- _DO THIS_:
Tally the lines in the data that follows that include the word "document", and report nothing but the total.

- _TASK INPUT_:
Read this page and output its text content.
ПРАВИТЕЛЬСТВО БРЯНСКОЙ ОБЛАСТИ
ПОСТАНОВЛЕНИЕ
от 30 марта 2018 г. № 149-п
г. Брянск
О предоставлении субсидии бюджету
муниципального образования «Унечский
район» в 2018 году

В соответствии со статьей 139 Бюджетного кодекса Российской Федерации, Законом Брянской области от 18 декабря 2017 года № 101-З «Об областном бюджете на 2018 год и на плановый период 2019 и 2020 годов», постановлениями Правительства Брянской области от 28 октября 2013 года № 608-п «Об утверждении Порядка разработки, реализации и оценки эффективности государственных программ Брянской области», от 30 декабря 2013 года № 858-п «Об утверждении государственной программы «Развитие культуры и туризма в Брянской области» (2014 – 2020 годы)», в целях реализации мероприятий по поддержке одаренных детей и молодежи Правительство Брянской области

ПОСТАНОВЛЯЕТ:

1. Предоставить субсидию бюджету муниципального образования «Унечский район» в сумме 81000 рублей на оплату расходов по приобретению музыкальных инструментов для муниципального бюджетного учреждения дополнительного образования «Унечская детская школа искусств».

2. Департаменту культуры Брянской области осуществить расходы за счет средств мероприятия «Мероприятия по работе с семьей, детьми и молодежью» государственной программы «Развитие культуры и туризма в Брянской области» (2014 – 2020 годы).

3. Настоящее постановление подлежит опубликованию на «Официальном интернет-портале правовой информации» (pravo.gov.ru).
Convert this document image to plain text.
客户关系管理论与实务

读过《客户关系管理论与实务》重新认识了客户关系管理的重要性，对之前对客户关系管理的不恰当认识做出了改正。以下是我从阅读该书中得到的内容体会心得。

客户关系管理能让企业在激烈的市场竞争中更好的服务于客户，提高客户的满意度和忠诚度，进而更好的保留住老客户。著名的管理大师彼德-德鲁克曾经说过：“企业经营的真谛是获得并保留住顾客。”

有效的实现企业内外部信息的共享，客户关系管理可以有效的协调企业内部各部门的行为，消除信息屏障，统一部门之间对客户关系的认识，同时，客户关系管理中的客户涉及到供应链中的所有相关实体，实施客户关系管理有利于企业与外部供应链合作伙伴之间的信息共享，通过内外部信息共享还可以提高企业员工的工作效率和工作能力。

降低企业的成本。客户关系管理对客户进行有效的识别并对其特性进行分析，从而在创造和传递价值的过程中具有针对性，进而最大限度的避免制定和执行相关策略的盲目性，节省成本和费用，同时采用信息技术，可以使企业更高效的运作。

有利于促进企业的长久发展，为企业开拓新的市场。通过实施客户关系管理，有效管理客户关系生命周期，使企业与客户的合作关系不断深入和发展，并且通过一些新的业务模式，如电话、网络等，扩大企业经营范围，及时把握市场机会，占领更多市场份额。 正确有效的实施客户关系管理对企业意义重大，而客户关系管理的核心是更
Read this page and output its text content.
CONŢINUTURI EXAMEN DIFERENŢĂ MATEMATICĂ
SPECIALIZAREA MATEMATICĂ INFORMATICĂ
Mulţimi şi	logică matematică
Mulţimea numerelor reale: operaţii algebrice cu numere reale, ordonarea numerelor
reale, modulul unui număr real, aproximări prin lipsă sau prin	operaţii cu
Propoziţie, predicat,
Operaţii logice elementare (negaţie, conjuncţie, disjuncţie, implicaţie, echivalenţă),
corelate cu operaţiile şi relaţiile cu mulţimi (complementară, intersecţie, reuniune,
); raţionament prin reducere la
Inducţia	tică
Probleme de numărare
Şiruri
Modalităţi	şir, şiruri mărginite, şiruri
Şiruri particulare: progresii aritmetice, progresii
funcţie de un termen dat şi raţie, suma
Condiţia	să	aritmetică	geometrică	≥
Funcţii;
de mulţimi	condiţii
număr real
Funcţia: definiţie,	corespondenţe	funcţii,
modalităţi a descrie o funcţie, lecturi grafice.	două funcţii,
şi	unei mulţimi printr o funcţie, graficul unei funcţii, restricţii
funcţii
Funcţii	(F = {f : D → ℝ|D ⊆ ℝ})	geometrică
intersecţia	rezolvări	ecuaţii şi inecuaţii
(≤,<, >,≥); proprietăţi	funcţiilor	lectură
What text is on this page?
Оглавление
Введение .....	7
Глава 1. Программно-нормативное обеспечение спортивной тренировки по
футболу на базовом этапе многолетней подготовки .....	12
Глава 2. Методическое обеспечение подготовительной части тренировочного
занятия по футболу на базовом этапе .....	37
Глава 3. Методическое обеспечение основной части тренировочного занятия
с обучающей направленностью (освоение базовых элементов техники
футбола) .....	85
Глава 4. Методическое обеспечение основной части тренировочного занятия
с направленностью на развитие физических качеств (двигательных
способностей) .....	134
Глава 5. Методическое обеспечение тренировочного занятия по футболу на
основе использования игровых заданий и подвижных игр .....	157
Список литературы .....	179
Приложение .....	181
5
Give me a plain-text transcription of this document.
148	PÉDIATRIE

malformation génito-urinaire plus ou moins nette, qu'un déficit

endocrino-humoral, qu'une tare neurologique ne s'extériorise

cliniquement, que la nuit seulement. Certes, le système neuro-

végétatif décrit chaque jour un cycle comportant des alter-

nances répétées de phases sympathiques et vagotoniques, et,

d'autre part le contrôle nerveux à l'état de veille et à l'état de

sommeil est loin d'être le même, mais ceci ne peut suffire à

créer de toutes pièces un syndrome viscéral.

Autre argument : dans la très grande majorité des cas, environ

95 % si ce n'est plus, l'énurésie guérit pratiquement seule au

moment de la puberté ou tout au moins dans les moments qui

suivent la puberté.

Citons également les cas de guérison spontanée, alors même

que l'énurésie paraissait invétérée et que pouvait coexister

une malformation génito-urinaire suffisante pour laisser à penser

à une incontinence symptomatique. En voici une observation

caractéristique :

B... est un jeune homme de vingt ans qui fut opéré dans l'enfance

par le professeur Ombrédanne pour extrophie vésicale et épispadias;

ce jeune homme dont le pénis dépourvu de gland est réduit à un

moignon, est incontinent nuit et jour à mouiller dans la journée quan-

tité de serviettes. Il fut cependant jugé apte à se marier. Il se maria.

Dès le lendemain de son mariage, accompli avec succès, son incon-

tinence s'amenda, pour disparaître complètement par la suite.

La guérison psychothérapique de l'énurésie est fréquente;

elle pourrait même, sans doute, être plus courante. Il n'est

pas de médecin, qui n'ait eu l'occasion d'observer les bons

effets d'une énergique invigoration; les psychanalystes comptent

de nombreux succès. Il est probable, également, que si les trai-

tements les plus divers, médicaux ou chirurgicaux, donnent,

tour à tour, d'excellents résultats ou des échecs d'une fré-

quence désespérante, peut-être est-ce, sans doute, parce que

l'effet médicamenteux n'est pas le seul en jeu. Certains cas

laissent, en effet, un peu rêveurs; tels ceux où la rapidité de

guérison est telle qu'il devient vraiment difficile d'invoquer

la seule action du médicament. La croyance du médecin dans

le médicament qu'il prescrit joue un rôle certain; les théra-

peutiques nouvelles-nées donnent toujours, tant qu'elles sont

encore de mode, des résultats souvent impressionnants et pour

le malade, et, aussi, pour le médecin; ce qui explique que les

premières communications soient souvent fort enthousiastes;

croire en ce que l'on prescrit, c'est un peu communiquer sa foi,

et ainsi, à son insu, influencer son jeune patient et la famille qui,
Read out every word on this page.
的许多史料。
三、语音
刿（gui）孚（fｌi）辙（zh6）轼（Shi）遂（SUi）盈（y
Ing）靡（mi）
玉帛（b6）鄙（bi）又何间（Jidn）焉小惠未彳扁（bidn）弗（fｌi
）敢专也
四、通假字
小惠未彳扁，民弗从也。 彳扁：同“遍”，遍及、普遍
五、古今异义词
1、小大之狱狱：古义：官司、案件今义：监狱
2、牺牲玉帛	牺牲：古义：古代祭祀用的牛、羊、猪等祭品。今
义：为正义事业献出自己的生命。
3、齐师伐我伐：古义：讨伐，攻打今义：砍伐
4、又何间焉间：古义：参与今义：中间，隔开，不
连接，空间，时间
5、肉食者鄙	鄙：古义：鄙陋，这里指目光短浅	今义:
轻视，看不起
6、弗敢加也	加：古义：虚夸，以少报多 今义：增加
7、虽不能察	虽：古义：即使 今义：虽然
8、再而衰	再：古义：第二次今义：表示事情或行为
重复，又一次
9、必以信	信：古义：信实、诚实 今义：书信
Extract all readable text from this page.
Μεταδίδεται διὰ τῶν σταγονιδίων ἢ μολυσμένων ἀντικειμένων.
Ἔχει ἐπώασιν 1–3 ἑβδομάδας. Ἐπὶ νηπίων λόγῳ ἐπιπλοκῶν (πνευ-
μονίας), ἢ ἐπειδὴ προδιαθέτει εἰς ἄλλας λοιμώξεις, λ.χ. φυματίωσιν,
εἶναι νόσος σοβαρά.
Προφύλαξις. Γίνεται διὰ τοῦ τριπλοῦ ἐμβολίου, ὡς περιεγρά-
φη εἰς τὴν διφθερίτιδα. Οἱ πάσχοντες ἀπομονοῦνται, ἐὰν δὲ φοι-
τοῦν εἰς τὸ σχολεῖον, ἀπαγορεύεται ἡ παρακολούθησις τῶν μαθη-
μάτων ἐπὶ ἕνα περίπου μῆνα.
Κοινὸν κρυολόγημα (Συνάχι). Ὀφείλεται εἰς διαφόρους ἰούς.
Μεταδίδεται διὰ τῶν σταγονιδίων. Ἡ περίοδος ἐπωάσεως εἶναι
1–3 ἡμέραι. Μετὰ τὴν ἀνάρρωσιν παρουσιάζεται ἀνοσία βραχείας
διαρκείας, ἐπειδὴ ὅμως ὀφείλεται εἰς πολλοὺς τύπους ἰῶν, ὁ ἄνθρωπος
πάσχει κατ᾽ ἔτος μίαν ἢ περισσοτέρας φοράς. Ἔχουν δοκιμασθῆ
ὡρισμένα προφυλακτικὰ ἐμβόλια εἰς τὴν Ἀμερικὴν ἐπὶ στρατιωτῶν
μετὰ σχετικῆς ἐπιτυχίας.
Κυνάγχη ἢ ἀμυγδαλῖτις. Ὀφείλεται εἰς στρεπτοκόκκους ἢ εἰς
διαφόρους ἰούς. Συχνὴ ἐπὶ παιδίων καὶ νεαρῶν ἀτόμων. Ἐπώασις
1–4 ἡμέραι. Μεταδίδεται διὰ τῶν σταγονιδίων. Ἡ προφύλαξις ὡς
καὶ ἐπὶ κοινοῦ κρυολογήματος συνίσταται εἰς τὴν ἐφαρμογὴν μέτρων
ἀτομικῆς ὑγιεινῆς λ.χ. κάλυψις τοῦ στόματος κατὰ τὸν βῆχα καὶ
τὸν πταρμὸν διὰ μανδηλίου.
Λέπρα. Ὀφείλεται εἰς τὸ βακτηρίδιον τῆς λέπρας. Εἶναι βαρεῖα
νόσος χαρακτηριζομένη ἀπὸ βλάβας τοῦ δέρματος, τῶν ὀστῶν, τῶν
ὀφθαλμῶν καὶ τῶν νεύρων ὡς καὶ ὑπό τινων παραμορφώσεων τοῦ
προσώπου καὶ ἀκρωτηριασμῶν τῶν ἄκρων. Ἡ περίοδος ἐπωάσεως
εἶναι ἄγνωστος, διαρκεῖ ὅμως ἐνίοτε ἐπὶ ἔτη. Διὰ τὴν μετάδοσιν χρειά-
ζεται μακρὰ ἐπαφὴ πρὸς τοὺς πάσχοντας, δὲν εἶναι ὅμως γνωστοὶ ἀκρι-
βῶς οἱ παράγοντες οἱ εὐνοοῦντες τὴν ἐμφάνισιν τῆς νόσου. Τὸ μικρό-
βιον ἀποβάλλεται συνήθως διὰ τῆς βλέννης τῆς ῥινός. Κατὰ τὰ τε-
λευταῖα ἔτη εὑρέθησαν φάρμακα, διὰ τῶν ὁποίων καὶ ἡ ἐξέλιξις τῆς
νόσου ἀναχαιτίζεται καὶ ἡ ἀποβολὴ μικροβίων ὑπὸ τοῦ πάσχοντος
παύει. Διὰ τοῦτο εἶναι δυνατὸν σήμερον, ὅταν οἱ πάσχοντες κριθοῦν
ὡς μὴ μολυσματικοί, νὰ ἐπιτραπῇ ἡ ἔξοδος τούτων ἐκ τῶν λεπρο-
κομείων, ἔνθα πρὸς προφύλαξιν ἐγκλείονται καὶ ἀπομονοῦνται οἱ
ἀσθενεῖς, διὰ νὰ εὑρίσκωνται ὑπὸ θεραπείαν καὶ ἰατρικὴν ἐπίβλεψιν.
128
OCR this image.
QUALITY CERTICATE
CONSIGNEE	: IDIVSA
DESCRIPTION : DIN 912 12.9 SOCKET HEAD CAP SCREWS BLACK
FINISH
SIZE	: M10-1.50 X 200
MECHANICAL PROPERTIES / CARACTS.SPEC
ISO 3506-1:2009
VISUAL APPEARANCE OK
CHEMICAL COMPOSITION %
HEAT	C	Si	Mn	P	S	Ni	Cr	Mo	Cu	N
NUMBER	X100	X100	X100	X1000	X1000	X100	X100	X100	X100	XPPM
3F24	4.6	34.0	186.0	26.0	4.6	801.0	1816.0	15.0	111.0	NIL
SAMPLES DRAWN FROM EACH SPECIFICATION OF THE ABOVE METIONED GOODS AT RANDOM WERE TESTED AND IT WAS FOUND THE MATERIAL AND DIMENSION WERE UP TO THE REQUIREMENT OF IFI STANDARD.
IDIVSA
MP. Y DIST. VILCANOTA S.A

- _COMPLETED EXERCISE_:
2